EXERCISE BRIEF:
List each line of the data that holds the word "Boot".

RECORDS SUPPLIED:
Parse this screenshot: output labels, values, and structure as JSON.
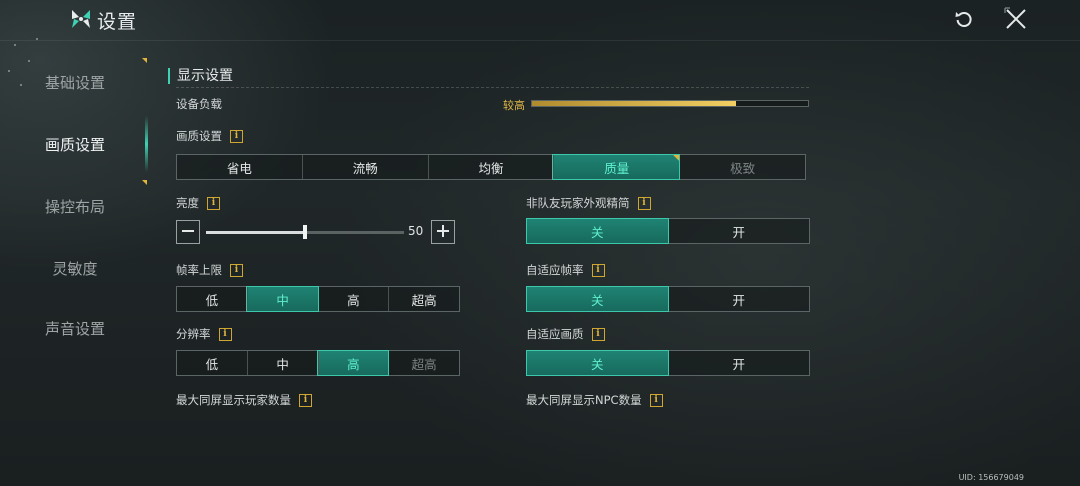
{
  "header": {
    "title": "设置",
    "logo_icon": "brand-logo-icon",
    "reset_icon": "reset-icon",
    "close_icon": "close-icon"
  },
  "sidebar": {
    "items": [
      {
        "label": "基础设置",
        "active": false
      },
      {
        "label": "画质设置",
        "active": true
      },
      {
        "label": "操控布局",
        "active": false
      },
      {
        "label": "灵敏度",
        "active": false
      },
      {
        "label": "声音设置",
        "active": false
      }
    ]
  },
  "display": {
    "section_title": "显示设置",
    "device_load": {
      "label": "设备负载",
      "value_text": "较高",
      "level": 0.74
    },
    "quality": {
      "label": "画质设置",
      "options": [
        "省电",
        "流畅",
        "均衡",
        "质量",
        "极致"
      ],
      "selected": "质量"
    },
    "brightness": {
      "label": "亮度",
      "value": 50,
      "min": 0,
      "max": 100
    },
    "frame_limit": {
      "label": "帧率上限",
      "options": [
        "低",
        "中",
        "高",
        "超高"
      ],
      "selected": "中"
    },
    "resolution": {
      "label": "分辨率",
      "options": [
        "低",
        "中",
        "高",
        "超高"
      ],
      "selected": "高"
    },
    "max_players": {
      "label": "最大同屏显示玩家数量"
    },
    "simplify_players": {
      "label": "非队友玩家外观精简",
      "options": [
        "关",
        "开"
      ],
      "selected": "关"
    },
    "adaptive_fps": {
      "label": "自适应帧率",
      "options": [
        "关",
        "开"
      ],
      "selected": "关"
    },
    "adaptive_quality": {
      "label": "自适应画质",
      "options": [
        "关",
        "开"
      ],
      "selected": "关"
    },
    "max_npc": {
      "label": "最大同屏显示NPC数量"
    },
    "info_glyph": "i"
  },
  "footer": {
    "uid": "UID: 156679049"
  },
  "colors": {
    "accent": "#3fd1b3",
    "selected_bg": "#1a7565",
    "gold": "#e0b53a"
  }
}
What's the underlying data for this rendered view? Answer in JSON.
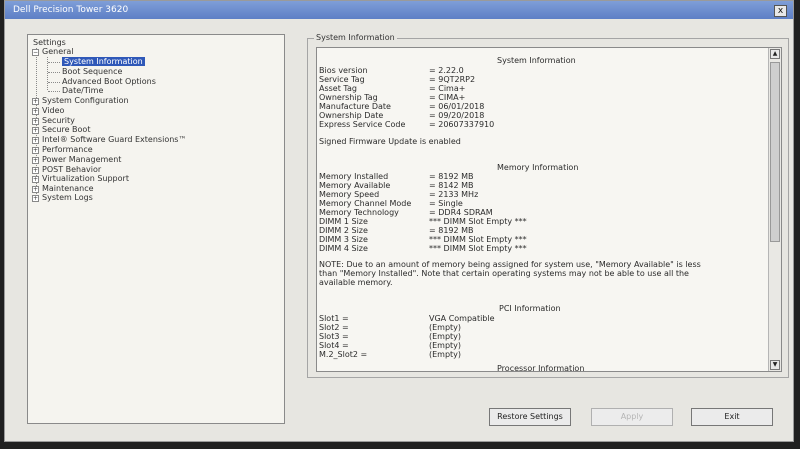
{
  "window": {
    "title": "Dell Precision Tower 3620",
    "close_label": "x"
  },
  "tree": {
    "root_label": "Settings",
    "items": [
      {
        "label": "General",
        "expander": "−",
        "level": 0
      },
      {
        "label": "System Information",
        "level": 1,
        "selected": true
      },
      {
        "label": "Boot Sequence",
        "level": 1
      },
      {
        "label": "Advanced Boot Options",
        "level": 1
      },
      {
        "label": "Date/Time",
        "level": 1
      },
      {
        "label": "System Configuration",
        "expander": "+",
        "level": 0
      },
      {
        "label": "Video",
        "expander": "+",
        "level": 0
      },
      {
        "label": "Security",
        "expander": "+",
        "level": 0
      },
      {
        "label": "Secure Boot",
        "expander": "+",
        "level": 0
      },
      {
        "label": "Intel® Software Guard Extensions™",
        "expander": "+",
        "level": 0
      },
      {
        "label": "Performance",
        "expander": "+",
        "level": 0
      },
      {
        "label": "Power Management",
        "expander": "+",
        "level": 0
      },
      {
        "label": "POST Behavior",
        "expander": "+",
        "level": 0
      },
      {
        "label": "Virtualization Support",
        "expander": "+",
        "level": 0
      },
      {
        "label": "Maintenance",
        "expander": "+",
        "level": 0
      },
      {
        "label": "System Logs",
        "expander": "+",
        "level": 0
      }
    ]
  },
  "info": {
    "group_title": "System Information",
    "system_heading": "System Information",
    "system_rows": [
      {
        "key": "Bios version",
        "value": "= 2.22.0"
      },
      {
        "key": "Service Tag",
        "value": "= 9QT2RP2"
      },
      {
        "key": "Asset Tag",
        "value": "= Cima+"
      },
      {
        "key": "Ownership Tag",
        "value": "= CIMA+"
      },
      {
        "key": "Manufacture Date",
        "value": "= 06/01/2018"
      },
      {
        "key": "Ownership Date",
        "value": "= 09/20/2018"
      },
      {
        "key": "Express Service Code",
        "value": "= 20607337910"
      }
    ],
    "firmware_note": "Signed Firmware Update is enabled",
    "memory_heading": "Memory Information",
    "memory_rows": [
      {
        "key": "Memory Installed",
        "value": "= 8192 MB"
      },
      {
        "key": "Memory Available",
        "value": "= 8142 MB"
      },
      {
        "key": "Memory Speed",
        "value": "= 2133 MHz"
      },
      {
        "key": "Memory Channel Mode",
        "value": "= Single"
      },
      {
        "key": "Memory Technology",
        "value": "= DDR4 SDRAM"
      },
      {
        "key": "DIMM 1 Size",
        "value": "*** DIMM Slot Empty ***"
      },
      {
        "key": "DIMM 2 Size",
        "value": "= 8192 MB"
      },
      {
        "key": "DIMM 3 Size",
        "value": "*** DIMM Slot Empty ***"
      },
      {
        "key": "DIMM 4 Size",
        "value": "*** DIMM Slot Empty ***"
      }
    ],
    "memory_note": "NOTE: Due to an amount of memory being assigned for system use, \"Memory Available\" is less than \"Memory Installed\". Note that certain operating systems may not be able to use all the available memory.",
    "pci_heading": "PCI Information",
    "pci_rows": [
      {
        "key": "Slot1 =",
        "value": "VGA Compatible"
      },
      {
        "key": "Slot2 =",
        "value": "(Empty)"
      },
      {
        "key": "Slot3 =",
        "value": "(Empty)"
      },
      {
        "key": "Slot4 =",
        "value": "(Empty)"
      },
      {
        "key": "M.2_Slot2 =",
        "value": "(Empty)"
      }
    ],
    "processor_heading": "Processor Information",
    "scroll_up": "▲",
    "scroll_down": "▼"
  },
  "buttons": {
    "restore": "Restore Settings",
    "apply": "Apply",
    "exit": "Exit"
  }
}
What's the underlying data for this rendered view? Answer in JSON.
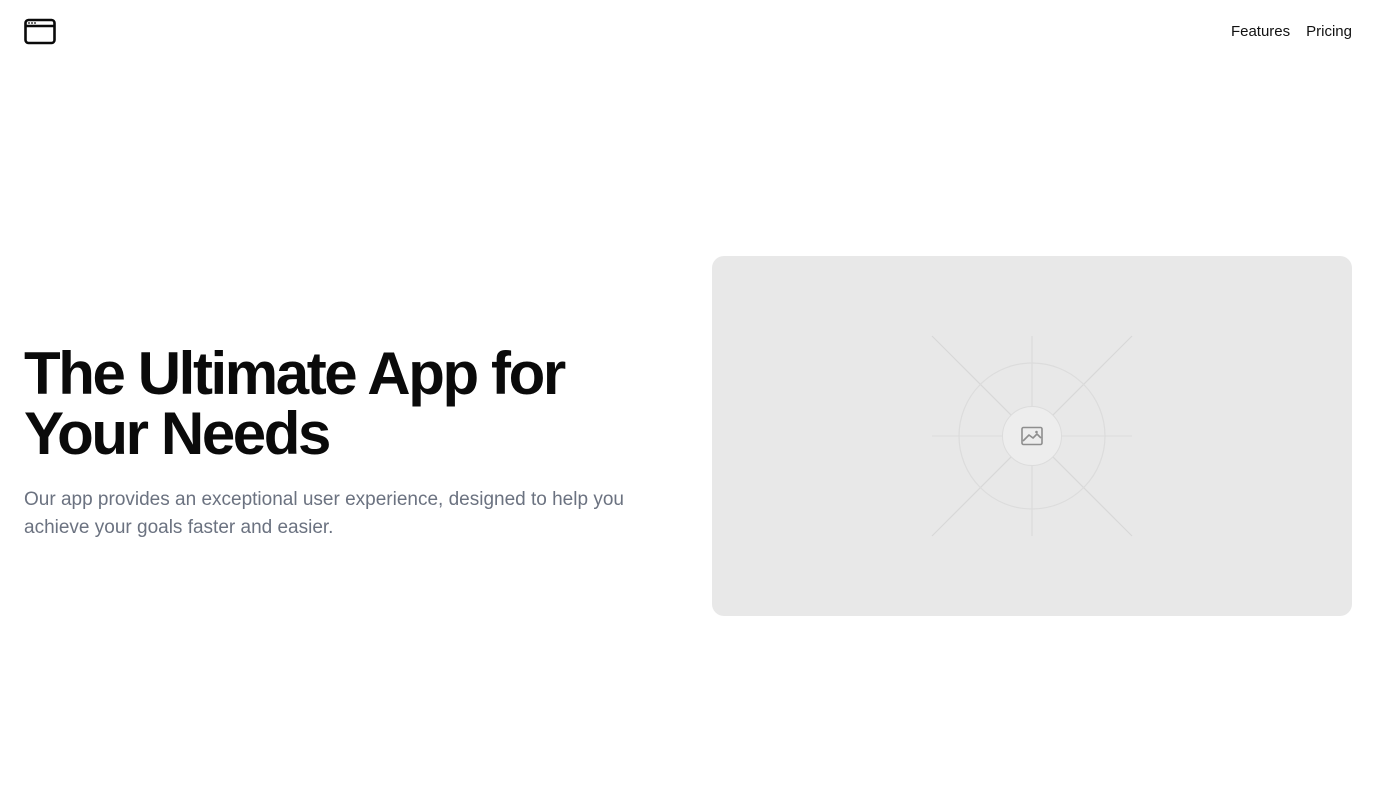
{
  "header": {
    "logo_icon": "browser-window-icon",
    "nav": {
      "features": "Features",
      "pricing": "Pricing"
    }
  },
  "hero": {
    "title_line1": "The Ultimate App for",
    "title_line2": "Your Needs",
    "subtitle": "Our app provides an exceptional user experience, designed to help you achieve your goals faster and easier."
  },
  "media": {
    "placeholder_icon": "image-icon"
  },
  "colors": {
    "text_primary": "#0a0a0a",
    "text_muted": "#6b7280",
    "placeholder_bg": "#e8e8e8"
  }
}
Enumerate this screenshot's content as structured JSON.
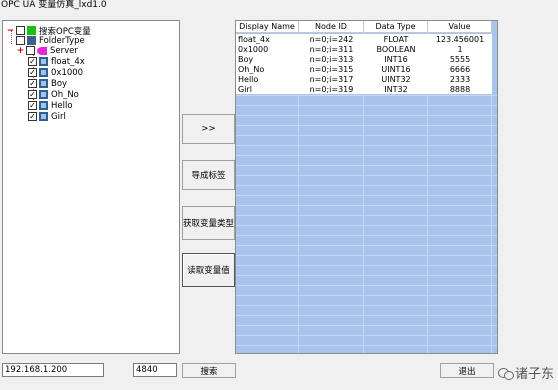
{
  "window": {
    "title": "OPC UA 变量仿真_lxd1.0"
  },
  "tree": {
    "root_label": "搜索OPC变量",
    "folder_label": "FolderType",
    "server_label": "Server",
    "items": [
      "float_4x",
      "0x1000",
      "Boy",
      "Oh_No",
      "Hello",
      "Girl"
    ],
    "checkmark": "✓",
    "expand_symbol": "−",
    "collapse_symbol": "+"
  },
  "buttons": {
    "forward": ">>",
    "export_tags": "导成标签",
    "get_types": "获取变量类型",
    "read_values": "读取变量值",
    "search": "搜索",
    "exit": "退出"
  },
  "grid": {
    "columns": [
      "Display Name",
      "Node ID",
      "Data Type",
      "Value"
    ],
    "rows": [
      [
        "float_4x",
        "n=0;i=242",
        "FLOAT",
        "123.456001"
      ],
      [
        "0x1000",
        "n=0;i=311",
        "BOOLEAN",
        "1"
      ],
      [
        "Boy",
        "n=0;i=313",
        "INT16",
        "5555"
      ],
      [
        "Oh_No",
        "n=0;i=315",
        "UINT16",
        "6666"
      ],
      [
        "Hello",
        "n=0;i=317",
        "UINT32",
        "2333"
      ],
      [
        "Girl",
        "n=0;i=319",
        "INT32",
        "8888"
      ]
    ]
  },
  "inputs": {
    "ip": "192.168.1.200",
    "port": "4840"
  },
  "watermark": {
    "text": "诸子东",
    "icon": "wechat-icon"
  },
  "colors": {
    "grid_bg": "#a9c4ec",
    "root_icon": "#19c119",
    "server_icon": "#e22bd6"
  }
}
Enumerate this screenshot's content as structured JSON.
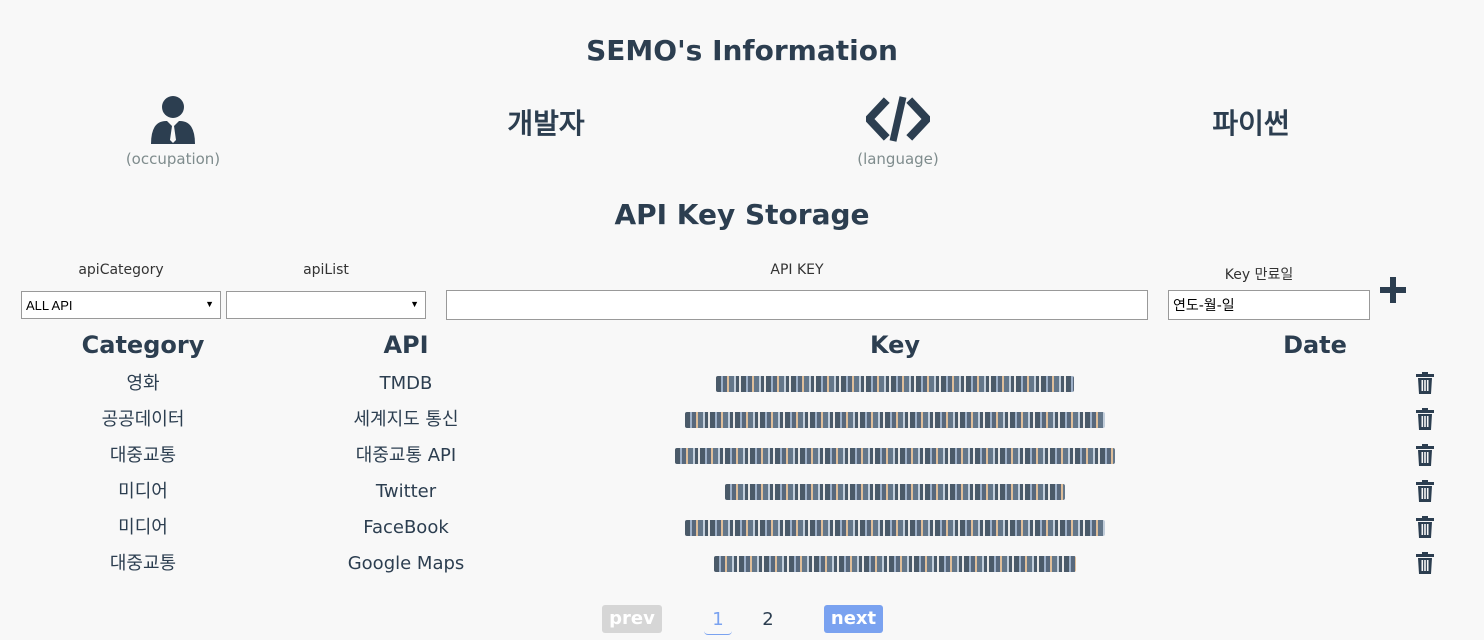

THE RESULT:
        "label": "Boot Sequence",
        "label": "Advanced Boot Options",
        "label": "Secure Boot",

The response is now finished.